**ENTRIES**
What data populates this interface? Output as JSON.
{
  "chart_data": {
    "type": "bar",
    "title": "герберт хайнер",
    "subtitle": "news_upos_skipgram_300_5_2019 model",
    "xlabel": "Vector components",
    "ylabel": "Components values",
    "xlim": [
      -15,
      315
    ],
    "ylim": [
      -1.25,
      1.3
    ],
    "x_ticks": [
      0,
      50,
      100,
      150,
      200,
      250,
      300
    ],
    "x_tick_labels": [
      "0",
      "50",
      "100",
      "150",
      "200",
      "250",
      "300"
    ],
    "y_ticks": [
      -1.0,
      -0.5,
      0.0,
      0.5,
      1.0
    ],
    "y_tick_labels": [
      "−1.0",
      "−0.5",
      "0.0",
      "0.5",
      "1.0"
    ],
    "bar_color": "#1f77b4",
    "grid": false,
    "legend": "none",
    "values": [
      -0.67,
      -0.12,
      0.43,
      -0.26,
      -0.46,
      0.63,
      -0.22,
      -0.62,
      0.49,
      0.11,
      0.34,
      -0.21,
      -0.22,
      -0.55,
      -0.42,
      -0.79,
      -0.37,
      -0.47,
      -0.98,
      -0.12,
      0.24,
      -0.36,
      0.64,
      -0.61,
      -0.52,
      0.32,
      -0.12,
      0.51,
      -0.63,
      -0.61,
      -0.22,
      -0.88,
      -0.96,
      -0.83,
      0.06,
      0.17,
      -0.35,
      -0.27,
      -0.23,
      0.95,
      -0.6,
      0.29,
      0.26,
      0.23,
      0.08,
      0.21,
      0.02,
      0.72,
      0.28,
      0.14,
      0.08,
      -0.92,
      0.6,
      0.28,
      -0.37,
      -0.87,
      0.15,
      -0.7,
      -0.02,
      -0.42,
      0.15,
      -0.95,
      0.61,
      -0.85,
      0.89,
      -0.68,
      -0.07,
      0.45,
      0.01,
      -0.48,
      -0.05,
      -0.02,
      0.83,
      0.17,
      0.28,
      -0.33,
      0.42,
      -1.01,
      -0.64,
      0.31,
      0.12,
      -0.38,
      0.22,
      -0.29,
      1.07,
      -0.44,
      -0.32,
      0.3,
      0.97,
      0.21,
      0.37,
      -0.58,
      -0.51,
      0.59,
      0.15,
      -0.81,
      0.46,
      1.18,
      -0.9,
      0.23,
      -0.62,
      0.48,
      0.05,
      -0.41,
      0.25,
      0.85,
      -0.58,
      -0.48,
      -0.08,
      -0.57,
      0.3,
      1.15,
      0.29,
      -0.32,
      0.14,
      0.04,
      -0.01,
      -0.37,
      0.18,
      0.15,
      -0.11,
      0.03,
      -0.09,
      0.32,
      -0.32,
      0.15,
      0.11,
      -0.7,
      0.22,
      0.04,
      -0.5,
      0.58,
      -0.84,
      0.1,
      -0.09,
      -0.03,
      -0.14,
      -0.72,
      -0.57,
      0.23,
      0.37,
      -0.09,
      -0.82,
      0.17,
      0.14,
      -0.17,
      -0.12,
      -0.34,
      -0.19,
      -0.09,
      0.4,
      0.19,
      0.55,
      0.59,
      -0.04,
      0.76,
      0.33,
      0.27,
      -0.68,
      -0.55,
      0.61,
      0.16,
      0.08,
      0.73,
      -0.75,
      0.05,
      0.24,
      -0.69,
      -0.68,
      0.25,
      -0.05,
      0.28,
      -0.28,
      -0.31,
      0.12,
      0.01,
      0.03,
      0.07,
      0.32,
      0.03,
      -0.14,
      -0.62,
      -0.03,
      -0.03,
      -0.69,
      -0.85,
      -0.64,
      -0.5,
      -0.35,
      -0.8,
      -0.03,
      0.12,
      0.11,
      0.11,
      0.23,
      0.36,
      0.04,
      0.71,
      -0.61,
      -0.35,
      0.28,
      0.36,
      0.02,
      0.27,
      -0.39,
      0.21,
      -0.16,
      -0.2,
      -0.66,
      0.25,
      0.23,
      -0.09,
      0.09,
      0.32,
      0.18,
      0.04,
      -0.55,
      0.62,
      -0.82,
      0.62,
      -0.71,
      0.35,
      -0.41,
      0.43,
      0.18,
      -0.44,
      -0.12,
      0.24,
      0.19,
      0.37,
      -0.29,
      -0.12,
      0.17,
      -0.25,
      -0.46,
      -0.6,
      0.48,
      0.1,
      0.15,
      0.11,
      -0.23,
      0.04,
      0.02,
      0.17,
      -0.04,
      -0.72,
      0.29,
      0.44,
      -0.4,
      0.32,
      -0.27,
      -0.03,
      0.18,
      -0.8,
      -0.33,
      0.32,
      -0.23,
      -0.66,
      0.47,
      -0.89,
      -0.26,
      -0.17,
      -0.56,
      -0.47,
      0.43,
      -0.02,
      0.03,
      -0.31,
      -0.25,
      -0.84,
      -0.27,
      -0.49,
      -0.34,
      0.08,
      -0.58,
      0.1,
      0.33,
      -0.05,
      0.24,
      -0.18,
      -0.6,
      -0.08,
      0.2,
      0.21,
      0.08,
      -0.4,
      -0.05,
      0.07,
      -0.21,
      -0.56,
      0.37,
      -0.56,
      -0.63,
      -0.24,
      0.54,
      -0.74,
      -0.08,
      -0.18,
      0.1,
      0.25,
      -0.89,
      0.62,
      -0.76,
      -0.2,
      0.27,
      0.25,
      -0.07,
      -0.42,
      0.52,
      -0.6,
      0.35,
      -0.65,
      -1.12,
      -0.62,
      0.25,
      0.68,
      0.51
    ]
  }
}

**WHAT IS NEEDED**
Give the data again, exactly as it stands.

**RESPONSE BELOW**
What data populates this interface? Output as JSON.
{
  "chart_data": {
    "type": "bar",
    "title": "герберт хайнер",
    "subtitle": "news_upos_skipgram_300_5_2019 model",
    "xlabel": "Vector components",
    "ylabel": "Components values",
    "xlim": [
      -15,
      315
    ],
    "ylim": [
      -1.25,
      1.3
    ],
    "x_ticks": [
      0,
      50,
      100,
      150,
      200,
      250,
      300
    ],
    "x_tick_labels": [
      "0",
      "50",
      "100",
      "150",
      "200",
      "250",
      "300"
    ],
    "y_ticks": [
      -1.0,
      -0.5,
      0.0,
      0.5,
      1.0
    ],
    "y_tick_labels": [
      "−1.0",
      "−0.5",
      "0.0",
      "0.5",
      "1.0"
    ],
    "bar_color": "#1f77b4",
    "grid": false,
    "legend": "none",
    "values": [
      -0.67,
      -0.12,
      0.43,
      -0.26,
      -0.46,
      0.63,
      -0.22,
      -0.62,
      0.49,
      0.11,
      0.34,
      -0.21,
      -0.22,
      -0.55,
      -0.42,
      -0.79,
      -0.37,
      -0.47,
      -0.98,
      -0.12,
      0.24,
      -0.36,
      0.64,
      -0.61,
      -0.52,
      0.32,
      -0.12,
      0.51,
      -0.63,
      -0.61,
      -0.22,
      -0.88,
      -0.96,
      -0.83,
      0.06,
      0.17,
      -0.35,
      -0.27,
      -0.23,
      0.95,
      -0.6,
      0.29,
      0.26,
      0.23,
      0.08,
      0.21,
      0.02,
      0.72,
      0.28,
      0.14,
      0.08,
      -0.92,
      0.6,
      0.28,
      -0.37,
      -0.87,
      0.15,
      -0.7,
      -0.02,
      -0.42,
      0.15,
      -0.95,
      0.61,
      -0.85,
      0.89,
      -0.68,
      -0.07,
      0.45,
      0.01,
      -0.48,
      -0.05,
      -0.02,
      0.83,
      0.17,
      0.28,
      -0.33,
      0.42,
      -1.01,
      -0.64,
      0.31,
      0.12,
      -0.38,
      0.22,
      -0.29,
      1.07,
      -0.44,
      -0.32,
      0.3,
      0.97,
      0.21,
      0.37,
      -0.58,
      -0.51,
      0.59,
      0.15,
      -0.81,
      0.46,
      1.18,
      -0.9,
      0.23,
      -0.62,
      0.48,
      0.05,
      -0.41,
      0.25,
      0.85,
      -0.58,
      -0.48,
      -0.08,
      -0.57,
      0.3,
      1.15,
      0.29,
      -0.32,
      0.14,
      0.04,
      -0.01,
      -0.37,
      0.18,
      0.15,
      -0.11,
      0.03,
      -0.09,
      0.32,
      -0.32,
      0.15,
      0.11,
      -0.7,
      0.22,
      0.04,
      -0.5,
      0.58,
      -0.84,
      0.1,
      -0.09,
      -0.03,
      -0.14,
      -0.72,
      -0.57,
      0.23,
      0.37,
      -0.09,
      -0.82,
      0.17,
      0.14,
      -0.17,
      -0.12,
      -0.34,
      -0.19,
      -0.09,
      0.4,
      0.19,
      0.55,
      0.59,
      -0.04,
      0.76,
      0.33,
      0.27,
      -0.68,
      -0.55,
      0.61,
      0.16,
      0.08,
      0.73,
      -0.75,
      0.05,
      0.24,
      -0.69,
      -0.68,
      0.25,
      -0.05,
      0.28,
      -0.28,
      -0.31,
      0.12,
      0.01,
      0.03,
      0.07,
      0.32,
      0.03,
      -0.14,
      -0.62,
      -0.03,
      -0.03,
      -0.69,
      -0.85,
      -0.64,
      -0.5,
      -0.35,
      -0.8,
      -0.03,
      0.12,
      0.11,
      0.11,
      0.23,
      0.36,
      0.04,
      0.71,
      -0.61,
      -0.35,
      0.28,
      0.36,
      0.02,
      0.27,
      -0.39,
      0.21,
      -0.16,
      -0.2,
      -0.66,
      0.25,
      0.23,
      -0.09,
      0.09,
      0.32,
      0.18,
      0.04,
      -0.55,
      0.62,
      -0.82,
      0.62,
      -0.71,
      0.35,
      -0.41,
      0.43,
      0.18,
      -0.44,
      -0.12,
      0.24,
      0.19,
      0.37,
      -0.29,
      -0.12,
      0.17,
      -0.25,
      -0.46,
      -0.6,
      0.48,
      0.1,
      0.15,
      0.11,
      -0.23,
      0.04,
      0.02,
      0.17,
      -0.04,
      -0.72,
      0.29,
      0.44,
      -0.4,
      0.32,
      -0.27,
      -0.03,
      0.18,
      -0.8,
      -0.33,
      0.32,
      -0.23,
      -0.66,
      0.47,
      -0.89,
      -0.26,
      -0.17,
      -0.56,
      -0.47,
      0.43,
      -0.02,
      0.03,
      -0.31,
      -0.25,
      -0.84,
      -0.27,
      -0.49,
      -0.34,
      0.08,
      -0.58,
      0.1,
      0.33,
      -0.05,
      0.24,
      -0.18,
      -0.6,
      -0.08,
      0.2,
      0.21,
      0.08,
      -0.4,
      -0.05,
      0.07,
      -0.21,
      -0.56,
      0.37,
      -0.56,
      -0.63,
      -0.24,
      0.54,
      -0.74,
      -0.08,
      -0.18,
      0.1,
      0.25,
      -0.89,
      0.62,
      -0.76,
      -0.2,
      0.27,
      0.25,
      -0.07,
      -0.42,
      0.52,
      -0.6,
      0.35,
      -0.65,
      -1.12,
      -0.62,
      0.25,
      0.68,
      0.51
    ]
  }
}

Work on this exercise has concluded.